**What is being asked**
Below are the records; collect from them each line containing the string "color".

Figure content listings
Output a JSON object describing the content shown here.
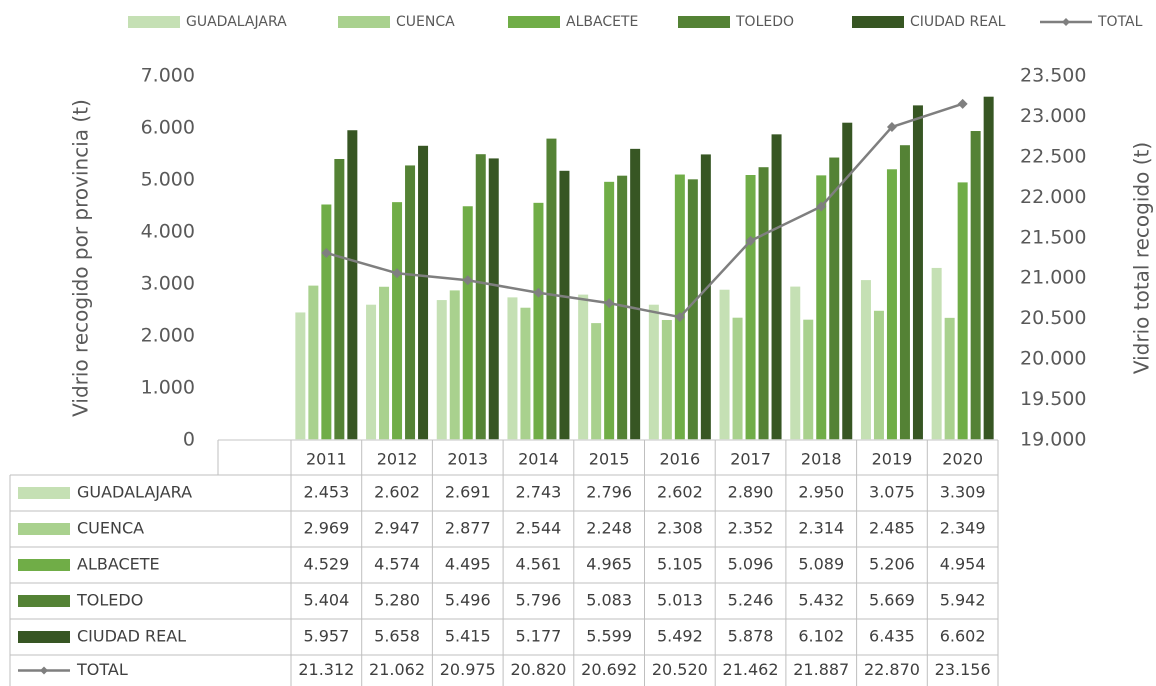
{
  "chart_data": {
    "type": "bar",
    "y_label": "Vidrio recogido por provincia (t)",
    "y2_label": "Vidrio total recogido (t)",
    "categories": [
      "2011",
      "2012",
      "2013",
      "2014",
      "2015",
      "2016",
      "2017",
      "2018",
      "2019",
      "2020"
    ],
    "ylim": [
      0,
      7000
    ],
    "yticks": [
      0,
      {
        "value": 1000,
        "label": "1.000"
      },
      {
        "value": 2000,
        "label": "2.000"
      },
      {
        "value": 3000,
        "label": "3.000"
      },
      {
        "value": 4000,
        "label": "4.000"
      },
      {
        "value": 5000,
        "label": "5.000"
      },
      {
        "value": 6000,
        "label": "6.000"
      },
      {
        "value": 7000,
        "label": "7.000"
      }
    ],
    "y2lim": [
      19000,
      23500
    ],
    "y2ticks": [
      {
        "value": 19000,
        "label": "19.000"
      },
      {
        "value": 19500,
        "label": "19.500"
      },
      {
        "value": 20000,
        "label": "20.000"
      },
      {
        "value": 20500,
        "label": "20.500"
      },
      {
        "value": 21000,
        "label": "21.000"
      },
      {
        "value": 21500,
        "label": "21.500"
      },
      {
        "value": 22000,
        "label": "22.000"
      },
      {
        "value": 22500,
        "label": "22.500"
      },
      {
        "value": 23000,
        "label": "23.000"
      },
      {
        "value": 23500,
        "label": "23.500"
      }
    ],
    "series": [
      {
        "name": "GUADALAJARA",
        "color": "#c5e0b4",
        "values": [
          2453,
          2602,
          2691,
          2743,
          2796,
          2602,
          2890,
          2950,
          3075,
          3309
        ],
        "value_labels": [
          "2.453",
          "2.602",
          "2.691",
          "2.743",
          "2.796",
          "2.602",
          "2.890",
          "2.950",
          "3.075",
          "3.309"
        ]
      },
      {
        "name": "CUENCA",
        "color": "#a9d18e",
        "values": [
          2969,
          2947,
          2877,
          2544,
          2248,
          2308,
          2352,
          2314,
          2485,
          2349
        ],
        "value_labels": [
          "2.969",
          "2.947",
          "2.877",
          "2.544",
          "2.248",
          "2.308",
          "2.352",
          "2.314",
          "2.485",
          "2.349"
        ]
      },
      {
        "name": "ALBACETE",
        "color": "#70ad47",
        "values": [
          4529,
          4574,
          4495,
          4561,
          4965,
          5105,
          5096,
          5089,
          5206,
          4954
        ],
        "value_labels": [
          "4.529",
          "4.574",
          "4.495",
          "4.561",
          "4.965",
          "5.105",
          "5.096",
          "5.089",
          "5.206",
          "4.954"
        ]
      },
      {
        "name": "TOLEDO",
        "color": "#548235",
        "values": [
          5404,
          5280,
          5496,
          5796,
          5083,
          5013,
          5246,
          5432,
          5669,
          5942
        ],
        "value_labels": [
          "5.404",
          "5.280",
          "5.496",
          "5.796",
          "5.083",
          "5.013",
          "5.246",
          "5.432",
          "5.669",
          "5.942"
        ]
      },
      {
        "name": "CIUDAD REAL",
        "color": "#375623",
        "values": [
          5957,
          5658,
          5415,
          5177,
          5599,
          5492,
          5878,
          6102,
          6435,
          6602
        ],
        "value_labels": [
          "5.957",
          "5.658",
          "5.415",
          "5.177",
          "5.599",
          "5.492",
          "5.878",
          "6.102",
          "6.435",
          "6.602"
        ]
      },
      {
        "name": "TOTAL",
        "color": "#7f7f7f",
        "axis": "y2",
        "type": "line",
        "values": [
          21312,
          21062,
          20975,
          20820,
          20692,
          20520,
          21462,
          21887,
          22870,
          23156
        ],
        "value_labels": [
          "21.312",
          "21.062",
          "20.975",
          "20.820",
          "20.692",
          "20.520",
          "21.462",
          "21.887",
          "22.870",
          "23.156"
        ]
      }
    ]
  }
}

**Output of the task**
        "color": "#c5e0b4",
        "color": "#a9d18e",
        "color": "#70ad47",
        "color": "#548235",
        "color": "#375623",
        "color": "#7f7f7f",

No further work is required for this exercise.